#### Written problem
Look through the records below and collect all lines that hold the string "半殖民地".

Start Entries

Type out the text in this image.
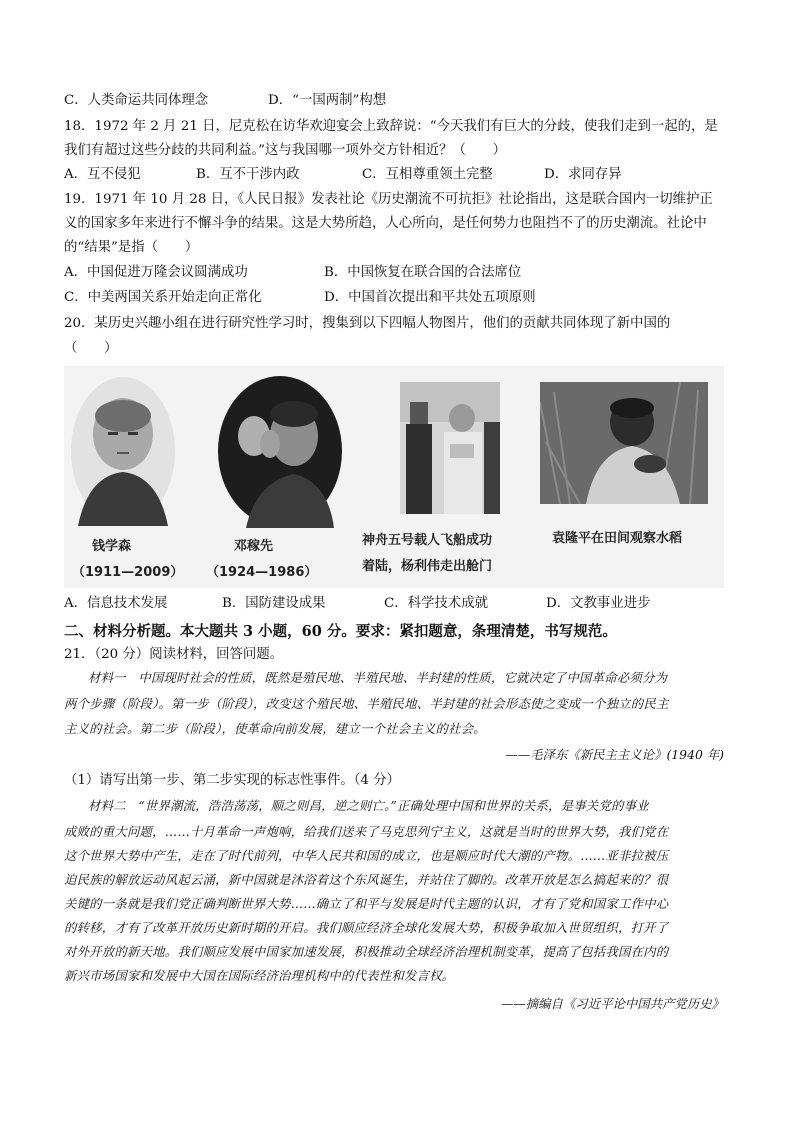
C．人类命运共同体理念	D．“一国两制”构想
18．1972 年 2 月 21 日，尼克松在访华欢迎宴会上致辞说：“今天我们有巨大的分歧，使我们走到一起的，是
我们有超过这些分歧的共同利益。”这与我国哪一项外交方针相近？（　　）
A．互不侵犯	B．互不干涉内政	C．互相尊重领土完整	D．求同存异
19．1971 年 10 月 28 日，《人民日报》发表社论《历史潮流不可抗拒》社论指出，这是联合国内一切维护正
义的国家多年来进行不懈斗争的结果。这是大势所趋，人心所向，是任何势力也阻挡不了的历史潮流。社论中
的“结果”是指（　　）
A．中国促进万隆会议圆满成功	B．中国恢复在联合国的合法席位
C．中美两国关系开始走向正常化	D．中国首次提出和平共处五项原则
20．某历史兴趣小组在进行研究性学习时，搜集到以下四幅人物图片，他们的贡献共同体现了新中国的
（　　）
钱学森
（1911—2009）
邓稼先
（1924—1986）
神舟五号载人飞船成功
着陆，杨利伟走出舱门
袁隆平在田间观察水稻
A．信息技术发展	B．国防建设成果	C．科学技术成就	D．文教事业进步
二、材料分析题。本大题共 3 小题，60 分。要求：紧扣题意，条理清楚，书写规范。
21．（20 分）阅读材料，回答问题。
材料一　中国现时社会的性质，既然是殖民地、半殖民地、半封建的性质，它就决定了中国革命必须分为
两个步骤（阶段）。第一步（阶段），改变这个殖民地、半殖民地、半封建的社会形态使之变成一个独立的民主
主义的社会。第二步（阶段），使革命向前发展，建立一个社会主义的社会。
——毛泽东《新民主主义论》(1940 年)
（1）请写出第一步、第二步实现的标志性事件。（4 分）
材料二　“世界潮流，浩浩荡荡，顺之则昌，逆之则亡。”正确处理中国和世界的关系，是事关党的事业
成败的重大问题，……十月革命一声炮响，给我们送来了马克思列宁主义，这就是当时的世界大势，我们党在
这个世界大势中产生，走在了时代前列，中华人民共和国的成立，也是顺应时代大潮的产物。……亚非拉被压
迫民族的解放运动风起云涌，新中国就是沐浴着这个东风诞生，并站住了脚的。改革开放是怎么搞起来的？很
关键的一条就是我们党正确判断世界大势……确立了和平与发展是时代主题的认识，才有了党和国家工作中心
的转移，才有了改革开放历史新时期的开启。我们顺应经济全球化发展大势，积极争取加入世贸组织，打开了
对外开放的新天地。我们顺应发展中国家加速发展，积极推动全球经济治理机制变革，提高了包括我国在内的
新兴市场国家和发展中大国在国际经济治理机构中的代表性和发言权。
——摘编自《习近平论中国共产党历史》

End Entries

#### Worked solution
材料一　中国现时社会的性质，既然是殖民地、半殖民地、半封建的性质，它就决定了中国革命必须分为
两个步骤（阶段）。第一步（阶段），改变这个殖民地、半殖民地、半封建的社会形态使之变成一个独立的民主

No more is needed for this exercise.